**Task to carry out:** Identify the lines that include the word "this", then copy all of them.
◆ ◆ ◆ ◆ ◆ ◆ ◆
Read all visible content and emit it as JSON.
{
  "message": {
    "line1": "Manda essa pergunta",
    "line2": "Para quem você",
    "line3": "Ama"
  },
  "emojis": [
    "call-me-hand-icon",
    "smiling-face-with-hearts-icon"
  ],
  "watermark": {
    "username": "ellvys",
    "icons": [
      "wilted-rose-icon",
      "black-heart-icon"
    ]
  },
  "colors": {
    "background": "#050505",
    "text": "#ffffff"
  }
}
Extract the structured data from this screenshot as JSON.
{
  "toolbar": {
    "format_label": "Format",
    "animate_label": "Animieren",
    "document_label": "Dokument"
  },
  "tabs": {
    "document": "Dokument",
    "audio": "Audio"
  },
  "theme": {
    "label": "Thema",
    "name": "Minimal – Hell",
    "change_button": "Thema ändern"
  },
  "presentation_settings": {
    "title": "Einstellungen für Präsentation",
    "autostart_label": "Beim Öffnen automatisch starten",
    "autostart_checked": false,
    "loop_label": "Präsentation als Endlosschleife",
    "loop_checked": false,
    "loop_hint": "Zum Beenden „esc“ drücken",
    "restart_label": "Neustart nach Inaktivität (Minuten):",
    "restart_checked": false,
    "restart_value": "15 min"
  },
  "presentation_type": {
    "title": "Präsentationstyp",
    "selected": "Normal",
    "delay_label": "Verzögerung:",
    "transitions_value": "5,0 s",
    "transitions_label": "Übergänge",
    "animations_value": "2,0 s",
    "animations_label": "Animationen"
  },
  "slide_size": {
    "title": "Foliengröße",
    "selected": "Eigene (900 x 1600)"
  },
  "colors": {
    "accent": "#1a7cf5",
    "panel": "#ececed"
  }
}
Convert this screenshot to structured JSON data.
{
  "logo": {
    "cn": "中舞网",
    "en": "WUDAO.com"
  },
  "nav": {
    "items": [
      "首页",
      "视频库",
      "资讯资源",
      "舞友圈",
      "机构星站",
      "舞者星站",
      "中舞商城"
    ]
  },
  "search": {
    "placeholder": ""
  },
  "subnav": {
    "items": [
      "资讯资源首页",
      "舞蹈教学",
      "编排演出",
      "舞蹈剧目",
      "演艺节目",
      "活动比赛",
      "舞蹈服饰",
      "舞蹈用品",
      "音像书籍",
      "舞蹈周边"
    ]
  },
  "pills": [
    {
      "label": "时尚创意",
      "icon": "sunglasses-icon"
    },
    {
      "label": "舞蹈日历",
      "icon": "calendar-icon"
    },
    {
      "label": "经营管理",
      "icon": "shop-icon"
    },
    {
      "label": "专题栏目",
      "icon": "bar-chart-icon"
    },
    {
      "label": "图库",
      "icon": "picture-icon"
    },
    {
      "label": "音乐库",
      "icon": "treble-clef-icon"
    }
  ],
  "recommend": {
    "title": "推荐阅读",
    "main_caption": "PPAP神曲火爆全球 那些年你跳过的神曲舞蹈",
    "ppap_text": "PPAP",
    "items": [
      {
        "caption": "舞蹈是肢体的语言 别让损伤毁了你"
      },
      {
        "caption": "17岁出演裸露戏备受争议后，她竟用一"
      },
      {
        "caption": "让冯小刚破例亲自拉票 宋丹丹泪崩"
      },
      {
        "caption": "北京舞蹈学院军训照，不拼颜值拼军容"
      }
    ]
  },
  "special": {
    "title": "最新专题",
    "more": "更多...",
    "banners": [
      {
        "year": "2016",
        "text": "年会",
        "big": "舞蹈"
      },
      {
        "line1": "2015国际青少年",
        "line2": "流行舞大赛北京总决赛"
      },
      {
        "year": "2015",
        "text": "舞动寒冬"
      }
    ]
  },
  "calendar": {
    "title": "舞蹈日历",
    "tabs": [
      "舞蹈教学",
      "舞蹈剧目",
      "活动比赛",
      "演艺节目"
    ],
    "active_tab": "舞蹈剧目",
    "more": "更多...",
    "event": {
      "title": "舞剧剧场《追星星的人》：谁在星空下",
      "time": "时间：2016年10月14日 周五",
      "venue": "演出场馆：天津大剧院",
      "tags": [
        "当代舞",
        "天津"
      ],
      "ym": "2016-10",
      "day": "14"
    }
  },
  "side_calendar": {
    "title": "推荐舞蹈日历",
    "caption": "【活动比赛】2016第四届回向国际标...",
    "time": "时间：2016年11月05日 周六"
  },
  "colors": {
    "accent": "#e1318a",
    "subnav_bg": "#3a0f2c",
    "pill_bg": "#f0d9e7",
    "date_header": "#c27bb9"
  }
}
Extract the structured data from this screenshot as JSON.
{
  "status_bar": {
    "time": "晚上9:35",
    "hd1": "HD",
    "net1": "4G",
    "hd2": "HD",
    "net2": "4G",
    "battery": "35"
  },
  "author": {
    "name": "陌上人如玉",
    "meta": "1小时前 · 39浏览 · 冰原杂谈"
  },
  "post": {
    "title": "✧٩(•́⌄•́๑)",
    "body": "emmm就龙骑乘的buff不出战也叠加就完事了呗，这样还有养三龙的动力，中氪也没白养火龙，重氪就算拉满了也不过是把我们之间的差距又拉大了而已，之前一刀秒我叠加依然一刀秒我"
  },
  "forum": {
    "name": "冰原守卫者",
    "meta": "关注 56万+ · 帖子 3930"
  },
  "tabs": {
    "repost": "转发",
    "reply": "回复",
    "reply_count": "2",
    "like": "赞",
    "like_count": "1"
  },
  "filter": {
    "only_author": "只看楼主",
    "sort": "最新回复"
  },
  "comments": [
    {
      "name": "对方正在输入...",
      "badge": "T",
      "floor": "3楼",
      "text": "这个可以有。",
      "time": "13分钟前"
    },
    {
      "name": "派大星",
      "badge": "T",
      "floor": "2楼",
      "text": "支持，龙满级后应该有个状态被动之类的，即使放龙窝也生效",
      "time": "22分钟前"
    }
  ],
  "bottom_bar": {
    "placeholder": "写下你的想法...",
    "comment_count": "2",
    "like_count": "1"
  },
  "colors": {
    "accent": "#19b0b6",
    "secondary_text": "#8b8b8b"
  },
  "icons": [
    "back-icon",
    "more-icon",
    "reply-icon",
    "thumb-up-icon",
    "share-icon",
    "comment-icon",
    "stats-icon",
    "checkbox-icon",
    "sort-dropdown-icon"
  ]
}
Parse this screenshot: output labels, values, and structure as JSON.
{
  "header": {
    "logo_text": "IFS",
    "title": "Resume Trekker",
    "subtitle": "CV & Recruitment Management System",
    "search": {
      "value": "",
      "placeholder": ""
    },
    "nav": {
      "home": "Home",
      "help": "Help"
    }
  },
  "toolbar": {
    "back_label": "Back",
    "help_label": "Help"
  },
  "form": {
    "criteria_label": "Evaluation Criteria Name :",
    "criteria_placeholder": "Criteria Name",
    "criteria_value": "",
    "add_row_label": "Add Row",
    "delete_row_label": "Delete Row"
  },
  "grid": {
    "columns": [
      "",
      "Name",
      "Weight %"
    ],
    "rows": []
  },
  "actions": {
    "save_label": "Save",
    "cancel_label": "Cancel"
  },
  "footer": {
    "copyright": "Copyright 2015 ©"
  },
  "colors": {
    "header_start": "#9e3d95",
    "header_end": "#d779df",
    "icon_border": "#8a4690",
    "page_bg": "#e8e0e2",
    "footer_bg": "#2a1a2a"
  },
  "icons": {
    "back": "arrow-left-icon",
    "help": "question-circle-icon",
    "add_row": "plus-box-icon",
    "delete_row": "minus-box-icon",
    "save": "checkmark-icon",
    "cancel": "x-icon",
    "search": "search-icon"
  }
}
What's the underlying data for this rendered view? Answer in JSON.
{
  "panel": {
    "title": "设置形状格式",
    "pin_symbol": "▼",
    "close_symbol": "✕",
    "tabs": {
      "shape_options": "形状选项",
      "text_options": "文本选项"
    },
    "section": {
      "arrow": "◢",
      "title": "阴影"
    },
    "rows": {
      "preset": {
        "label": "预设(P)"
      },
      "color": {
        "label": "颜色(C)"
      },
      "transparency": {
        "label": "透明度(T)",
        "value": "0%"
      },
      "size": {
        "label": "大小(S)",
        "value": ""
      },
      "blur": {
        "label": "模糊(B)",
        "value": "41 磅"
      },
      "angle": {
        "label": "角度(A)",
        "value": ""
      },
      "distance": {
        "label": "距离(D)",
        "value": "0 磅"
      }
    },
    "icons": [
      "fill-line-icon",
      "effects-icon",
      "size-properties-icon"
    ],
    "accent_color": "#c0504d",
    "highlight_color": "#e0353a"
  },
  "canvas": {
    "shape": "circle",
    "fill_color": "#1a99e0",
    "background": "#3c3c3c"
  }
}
◆ ◆ ◆ ◆ ◆ ◆ ◆
**Result of the task:**
Extract the structured data from this screenshot as JSON.
Convert this screenshot to structured JSON data.
Extract the structured data from this screenshot as JSON.
Parse this screenshot: output labels, values, and structure as JSON.
What's the underlying data for this rendered view? Answer in JSON.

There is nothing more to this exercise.